## SHORT PROBLEM
In the listing below, find every line with the string "Mandaty" and pull it out.
######
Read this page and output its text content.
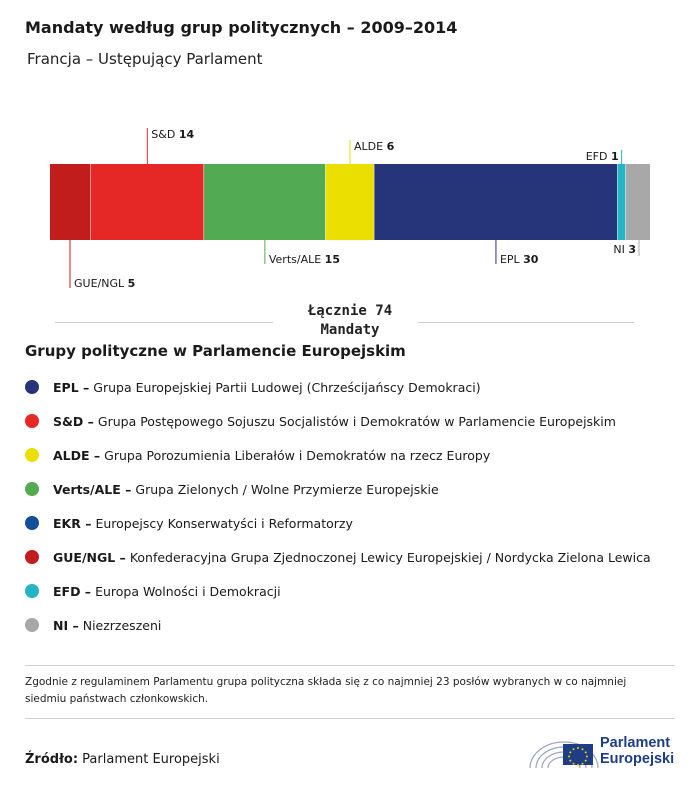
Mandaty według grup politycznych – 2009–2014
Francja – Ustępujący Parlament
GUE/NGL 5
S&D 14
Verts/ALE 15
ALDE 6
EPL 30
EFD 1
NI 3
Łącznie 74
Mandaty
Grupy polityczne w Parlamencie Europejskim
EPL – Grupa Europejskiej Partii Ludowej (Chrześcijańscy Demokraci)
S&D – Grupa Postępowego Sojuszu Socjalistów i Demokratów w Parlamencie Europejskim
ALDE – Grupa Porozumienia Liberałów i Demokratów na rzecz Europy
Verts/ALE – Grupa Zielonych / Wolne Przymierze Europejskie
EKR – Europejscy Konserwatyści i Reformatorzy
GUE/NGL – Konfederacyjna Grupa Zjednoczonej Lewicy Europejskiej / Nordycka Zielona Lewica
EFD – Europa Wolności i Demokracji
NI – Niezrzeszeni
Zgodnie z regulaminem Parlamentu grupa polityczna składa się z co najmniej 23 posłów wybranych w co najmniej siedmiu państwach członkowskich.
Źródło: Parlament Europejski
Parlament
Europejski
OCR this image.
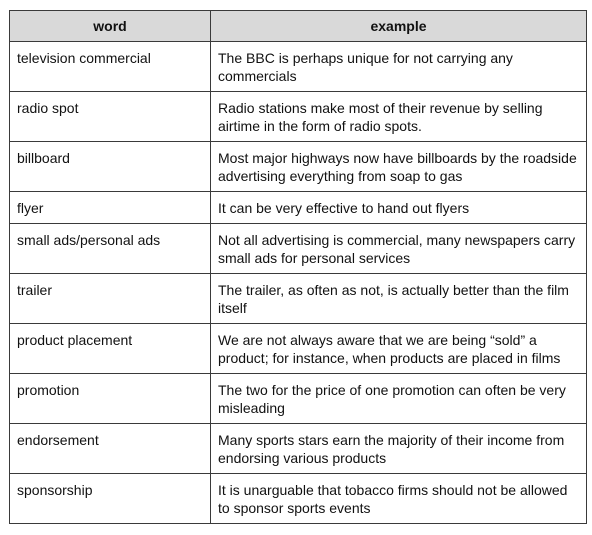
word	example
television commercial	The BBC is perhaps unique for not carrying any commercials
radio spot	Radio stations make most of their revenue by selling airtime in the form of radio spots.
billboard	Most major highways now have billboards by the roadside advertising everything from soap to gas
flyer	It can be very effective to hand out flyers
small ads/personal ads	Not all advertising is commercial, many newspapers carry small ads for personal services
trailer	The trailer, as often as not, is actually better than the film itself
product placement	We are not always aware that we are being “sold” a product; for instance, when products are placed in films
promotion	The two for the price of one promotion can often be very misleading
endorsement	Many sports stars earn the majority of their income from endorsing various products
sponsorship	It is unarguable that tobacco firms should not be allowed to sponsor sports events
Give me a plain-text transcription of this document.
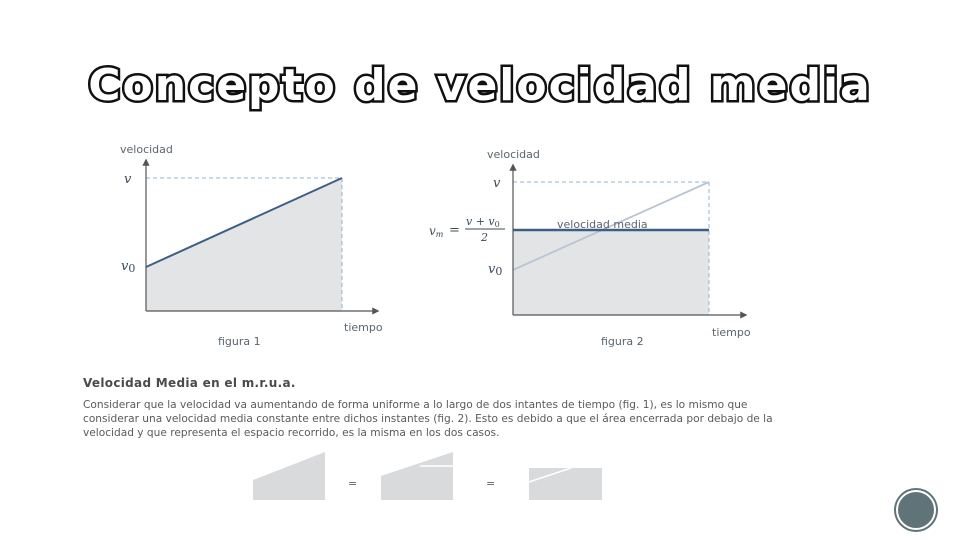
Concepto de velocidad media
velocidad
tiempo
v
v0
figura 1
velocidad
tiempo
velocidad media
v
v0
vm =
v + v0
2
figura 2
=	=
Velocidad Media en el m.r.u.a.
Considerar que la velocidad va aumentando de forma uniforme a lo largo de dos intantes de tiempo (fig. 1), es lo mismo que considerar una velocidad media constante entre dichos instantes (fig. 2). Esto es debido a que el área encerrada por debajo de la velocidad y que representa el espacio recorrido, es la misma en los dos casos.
######
## COMPLETED TASK
Mandaty według grup politycznych – 2009–2014
Mandaty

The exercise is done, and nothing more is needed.